| Extracted text |
--- begin ---
Listening Closely to Your Town,
Or Why Feagler Ain't No Royko
'Dick Feagler is to Cleveland what Jimmy Breslin is to New York and Mike Royko is to Chicago.'
--from a back cover blurb of Dick Feagler--Is it Just Me?, the most recent book collection of his columns, originally quoting Cleveland Magazine
Some years ago, I became obsessed with the idea of profiling Mike Royko, the reigning voice of the Windy City, Chicago, where I had recently lived for a year.
The guy just flat out fascinated me. The voice was unmistakeable Chicago, all midwestern nasal inflection and Polish-American working class. His columns-with all their hokey devices, like his penchant for quoting his fictional/composite buddy "Slats Grobnik"--hooked me, as they had hooked millions of readers before me. As I began reading more about him, I became even more interested. He'd learned his trade not the way succeeding generations of yuppy reporters had, by going to school to study "journalism," but by staying up all night to read a book about journalism in preparation for an interview the next morning for a position writing for the paper at his Air Force base. After he became a household name, a national voice, the Washington Post tried to lure him there, with no luck. He turned them down flat, telling them that all the material he would ever need was right there in his hometown of Chicago.
--- end ---
(Element position data)
--- begin ---
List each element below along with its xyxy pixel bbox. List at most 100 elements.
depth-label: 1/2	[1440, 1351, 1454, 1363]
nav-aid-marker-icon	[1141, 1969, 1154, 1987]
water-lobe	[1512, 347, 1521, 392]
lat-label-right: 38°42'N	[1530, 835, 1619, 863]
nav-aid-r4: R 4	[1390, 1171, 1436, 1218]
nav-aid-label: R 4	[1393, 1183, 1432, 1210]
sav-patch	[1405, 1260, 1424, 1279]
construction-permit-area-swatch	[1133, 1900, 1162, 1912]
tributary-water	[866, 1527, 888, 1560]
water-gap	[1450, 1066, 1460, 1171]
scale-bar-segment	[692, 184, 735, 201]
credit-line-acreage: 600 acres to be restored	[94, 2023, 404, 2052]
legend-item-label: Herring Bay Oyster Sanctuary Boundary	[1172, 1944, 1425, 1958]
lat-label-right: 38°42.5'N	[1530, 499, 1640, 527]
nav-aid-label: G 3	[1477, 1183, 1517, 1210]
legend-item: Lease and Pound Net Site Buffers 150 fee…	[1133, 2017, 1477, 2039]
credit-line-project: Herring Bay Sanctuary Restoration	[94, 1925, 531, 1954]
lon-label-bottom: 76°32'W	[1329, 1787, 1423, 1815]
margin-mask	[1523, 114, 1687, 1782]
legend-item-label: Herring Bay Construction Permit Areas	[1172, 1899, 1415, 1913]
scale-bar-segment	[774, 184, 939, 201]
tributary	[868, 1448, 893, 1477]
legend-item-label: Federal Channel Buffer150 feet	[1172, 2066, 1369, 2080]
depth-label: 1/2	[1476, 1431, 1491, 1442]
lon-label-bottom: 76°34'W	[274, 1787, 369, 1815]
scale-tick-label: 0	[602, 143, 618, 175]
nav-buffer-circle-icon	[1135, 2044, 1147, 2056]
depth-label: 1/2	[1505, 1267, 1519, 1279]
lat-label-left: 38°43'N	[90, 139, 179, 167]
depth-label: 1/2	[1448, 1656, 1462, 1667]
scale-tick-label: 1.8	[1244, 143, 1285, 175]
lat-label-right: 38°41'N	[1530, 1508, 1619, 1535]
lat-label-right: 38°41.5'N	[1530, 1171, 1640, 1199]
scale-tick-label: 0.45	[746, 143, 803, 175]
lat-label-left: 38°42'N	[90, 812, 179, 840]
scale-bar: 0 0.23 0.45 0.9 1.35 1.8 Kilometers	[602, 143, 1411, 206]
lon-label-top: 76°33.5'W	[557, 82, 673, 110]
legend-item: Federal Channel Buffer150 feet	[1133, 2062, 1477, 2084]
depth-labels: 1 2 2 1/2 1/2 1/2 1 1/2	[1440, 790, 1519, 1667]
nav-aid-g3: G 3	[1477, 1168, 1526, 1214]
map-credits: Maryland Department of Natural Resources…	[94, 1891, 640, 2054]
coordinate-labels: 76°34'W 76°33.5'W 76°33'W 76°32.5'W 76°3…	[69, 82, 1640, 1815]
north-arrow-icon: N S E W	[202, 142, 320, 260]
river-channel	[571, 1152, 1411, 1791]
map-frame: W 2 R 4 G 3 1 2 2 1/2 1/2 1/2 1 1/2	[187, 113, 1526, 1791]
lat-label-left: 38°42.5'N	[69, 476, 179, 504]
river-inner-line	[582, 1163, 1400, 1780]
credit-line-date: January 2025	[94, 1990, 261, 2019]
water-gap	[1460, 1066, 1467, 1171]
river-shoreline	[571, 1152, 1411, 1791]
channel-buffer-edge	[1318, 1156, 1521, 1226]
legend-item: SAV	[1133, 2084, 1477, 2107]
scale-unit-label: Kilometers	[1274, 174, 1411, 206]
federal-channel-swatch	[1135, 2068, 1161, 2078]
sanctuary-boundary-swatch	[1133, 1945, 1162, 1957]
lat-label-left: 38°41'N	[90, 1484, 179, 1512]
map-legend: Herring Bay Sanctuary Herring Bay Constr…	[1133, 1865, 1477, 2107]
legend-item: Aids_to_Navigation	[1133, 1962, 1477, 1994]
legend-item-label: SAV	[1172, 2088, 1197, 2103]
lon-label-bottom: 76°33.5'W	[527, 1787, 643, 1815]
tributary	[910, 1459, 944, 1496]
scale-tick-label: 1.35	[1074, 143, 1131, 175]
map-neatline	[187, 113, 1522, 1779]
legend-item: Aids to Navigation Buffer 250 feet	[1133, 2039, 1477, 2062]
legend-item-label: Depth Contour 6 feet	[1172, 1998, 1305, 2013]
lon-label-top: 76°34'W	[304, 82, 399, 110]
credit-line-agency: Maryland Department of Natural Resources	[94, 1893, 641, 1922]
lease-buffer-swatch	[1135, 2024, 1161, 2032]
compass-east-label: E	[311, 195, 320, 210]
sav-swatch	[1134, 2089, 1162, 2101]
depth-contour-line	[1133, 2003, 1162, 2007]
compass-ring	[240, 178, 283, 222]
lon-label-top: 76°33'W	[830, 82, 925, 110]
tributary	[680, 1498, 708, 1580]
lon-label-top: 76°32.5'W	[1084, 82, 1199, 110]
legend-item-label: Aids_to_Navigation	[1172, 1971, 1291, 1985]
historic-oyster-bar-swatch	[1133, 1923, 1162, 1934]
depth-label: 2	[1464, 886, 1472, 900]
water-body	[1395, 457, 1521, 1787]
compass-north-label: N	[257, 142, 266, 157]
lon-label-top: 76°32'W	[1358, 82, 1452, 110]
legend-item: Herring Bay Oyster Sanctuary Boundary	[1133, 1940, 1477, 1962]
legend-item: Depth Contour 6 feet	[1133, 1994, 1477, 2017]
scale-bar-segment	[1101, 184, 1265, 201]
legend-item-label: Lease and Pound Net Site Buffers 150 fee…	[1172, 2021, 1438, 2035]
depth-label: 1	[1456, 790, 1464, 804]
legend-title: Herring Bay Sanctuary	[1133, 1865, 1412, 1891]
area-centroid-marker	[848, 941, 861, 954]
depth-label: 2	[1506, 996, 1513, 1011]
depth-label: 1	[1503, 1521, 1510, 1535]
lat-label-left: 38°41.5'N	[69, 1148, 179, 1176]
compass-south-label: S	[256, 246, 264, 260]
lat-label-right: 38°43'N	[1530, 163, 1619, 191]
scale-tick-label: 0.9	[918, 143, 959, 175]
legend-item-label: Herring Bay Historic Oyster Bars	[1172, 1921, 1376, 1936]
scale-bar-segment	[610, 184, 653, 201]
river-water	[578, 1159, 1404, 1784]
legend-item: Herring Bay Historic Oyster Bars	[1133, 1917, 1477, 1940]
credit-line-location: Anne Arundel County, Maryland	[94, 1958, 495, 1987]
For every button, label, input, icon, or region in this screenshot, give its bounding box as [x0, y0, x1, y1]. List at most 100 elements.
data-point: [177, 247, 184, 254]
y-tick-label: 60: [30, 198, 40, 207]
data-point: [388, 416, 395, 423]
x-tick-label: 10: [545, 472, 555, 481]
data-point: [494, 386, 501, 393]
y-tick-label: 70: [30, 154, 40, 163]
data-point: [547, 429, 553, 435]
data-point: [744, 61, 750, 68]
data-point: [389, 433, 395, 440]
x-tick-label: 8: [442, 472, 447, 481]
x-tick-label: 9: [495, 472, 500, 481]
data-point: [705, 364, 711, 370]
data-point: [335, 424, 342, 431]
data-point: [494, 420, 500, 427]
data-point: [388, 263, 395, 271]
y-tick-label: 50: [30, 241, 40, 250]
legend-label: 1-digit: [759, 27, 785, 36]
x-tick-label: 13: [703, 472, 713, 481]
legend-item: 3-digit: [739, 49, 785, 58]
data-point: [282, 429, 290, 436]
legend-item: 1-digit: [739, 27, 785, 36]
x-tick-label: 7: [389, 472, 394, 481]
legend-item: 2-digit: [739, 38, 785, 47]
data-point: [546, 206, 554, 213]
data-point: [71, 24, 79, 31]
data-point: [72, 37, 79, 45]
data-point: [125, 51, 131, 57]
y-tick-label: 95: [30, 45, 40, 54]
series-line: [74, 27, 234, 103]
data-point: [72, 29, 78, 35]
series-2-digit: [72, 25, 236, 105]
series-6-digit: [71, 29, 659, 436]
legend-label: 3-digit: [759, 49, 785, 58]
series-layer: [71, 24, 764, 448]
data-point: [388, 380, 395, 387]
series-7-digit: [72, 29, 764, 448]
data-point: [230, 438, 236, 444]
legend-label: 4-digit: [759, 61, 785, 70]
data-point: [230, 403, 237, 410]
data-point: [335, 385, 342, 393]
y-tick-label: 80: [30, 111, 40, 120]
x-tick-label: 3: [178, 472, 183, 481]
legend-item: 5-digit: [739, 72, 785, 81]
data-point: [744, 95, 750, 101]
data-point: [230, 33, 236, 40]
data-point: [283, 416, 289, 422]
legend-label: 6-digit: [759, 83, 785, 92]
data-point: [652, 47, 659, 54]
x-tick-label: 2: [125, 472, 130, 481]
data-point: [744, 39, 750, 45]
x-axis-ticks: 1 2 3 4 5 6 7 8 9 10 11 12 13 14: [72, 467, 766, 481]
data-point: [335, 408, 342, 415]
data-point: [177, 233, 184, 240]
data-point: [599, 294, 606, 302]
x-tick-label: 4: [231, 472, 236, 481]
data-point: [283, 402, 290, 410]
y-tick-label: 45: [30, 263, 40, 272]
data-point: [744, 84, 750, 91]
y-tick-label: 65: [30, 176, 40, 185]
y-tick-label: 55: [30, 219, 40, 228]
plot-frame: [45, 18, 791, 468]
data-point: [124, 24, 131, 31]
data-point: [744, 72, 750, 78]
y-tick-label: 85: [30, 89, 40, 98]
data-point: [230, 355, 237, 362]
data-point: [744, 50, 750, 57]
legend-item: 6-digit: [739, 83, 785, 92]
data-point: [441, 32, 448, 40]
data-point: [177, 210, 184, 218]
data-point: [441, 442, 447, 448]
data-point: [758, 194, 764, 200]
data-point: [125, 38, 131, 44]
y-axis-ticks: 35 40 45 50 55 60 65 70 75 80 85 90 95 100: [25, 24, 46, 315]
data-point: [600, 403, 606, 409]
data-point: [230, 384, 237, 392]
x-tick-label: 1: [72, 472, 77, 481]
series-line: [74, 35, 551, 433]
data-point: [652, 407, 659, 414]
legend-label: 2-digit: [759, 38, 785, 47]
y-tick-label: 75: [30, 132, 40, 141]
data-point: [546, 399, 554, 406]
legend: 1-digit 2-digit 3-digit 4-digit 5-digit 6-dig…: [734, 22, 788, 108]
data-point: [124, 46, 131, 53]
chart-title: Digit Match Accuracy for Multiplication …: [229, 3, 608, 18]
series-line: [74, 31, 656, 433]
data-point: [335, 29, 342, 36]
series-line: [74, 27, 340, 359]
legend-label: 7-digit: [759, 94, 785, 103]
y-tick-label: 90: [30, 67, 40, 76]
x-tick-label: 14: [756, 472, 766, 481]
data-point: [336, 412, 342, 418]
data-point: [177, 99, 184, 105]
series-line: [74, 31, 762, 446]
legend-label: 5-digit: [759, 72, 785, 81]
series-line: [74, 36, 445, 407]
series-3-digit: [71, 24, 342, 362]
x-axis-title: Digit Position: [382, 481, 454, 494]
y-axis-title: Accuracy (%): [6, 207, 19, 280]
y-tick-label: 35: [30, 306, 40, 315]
--- end ---
| Task requirements |
• a. According to the essay about Mike Royko, which newspaper tried and failed to lure Royko away from Chicago?
• b. Retype the essay about Mike Royko, starting with "Listening Closely to" and going on through "for a year.".
• c. Carry the essay about Mike Royko forward from its final sentence.
These records were drawn from a separate source.

| Answer list |
• a. The Washington Post.

• b.
Listening Closely to Your Town,
Or Why Feagler Ain't No Royko
'Dick Feagler is to Cleveland what Jimmy Breslin is to New York and Mike Royko is to Chicago.'
--from a back cover blurb of Dick Feagler--Is it Just Me?, the most recent book collection of his columns, originally quoting Cleveland Magazine
Some years ago, I became obsessed with the idea of profiling Mike Royko, the reigning voice of the Windy City, Chicago, where I had recently lived for a year.

• c.
But amid all that scattered backround I picked up about the guy, I also noticed that no one had ever seemed to be able to gain enough access for a comprehensive, warts- and-all profile. That's what I hoped to write.
I had been lucky enough, before and since, to get to know and even write about several other veteran writers I lionized. Looking back now, I realize that it was a crucial part of my self-education, of my learning curve as a writer. I wanted to get inside these eminent heads and better understand how they saw the world and how they pursued their craft. I knew I'd emerge with plenty of ideas I could quickly put to use myself.
It worked with everyone but Royko, who remained the elusive quarry, the one who got away. And yet in one brief telephone exchange with him I still learned something crucial that I've never forgotten.
One day, I decided to call him to ask for an interview. I dialed the main number for the Chicago Tribune, asked for his office, and waited to be switched over, expecting an assistant to take the call. Instead, the columnist answered himself, gruffly barking into the line, "Royko here."
I was taken aback at first: after all, I'd learned through some of that background research that he employed two fulltime research assistants. Why didn't they screen his calls for him? Before I got off the phone (after he had politely but firmly declined my request for an interview) I had to ask him about that. To this day, I remember his answer as if he had told me just moments ago. "Because I've never been able to train someone to listen for what I'm listening for."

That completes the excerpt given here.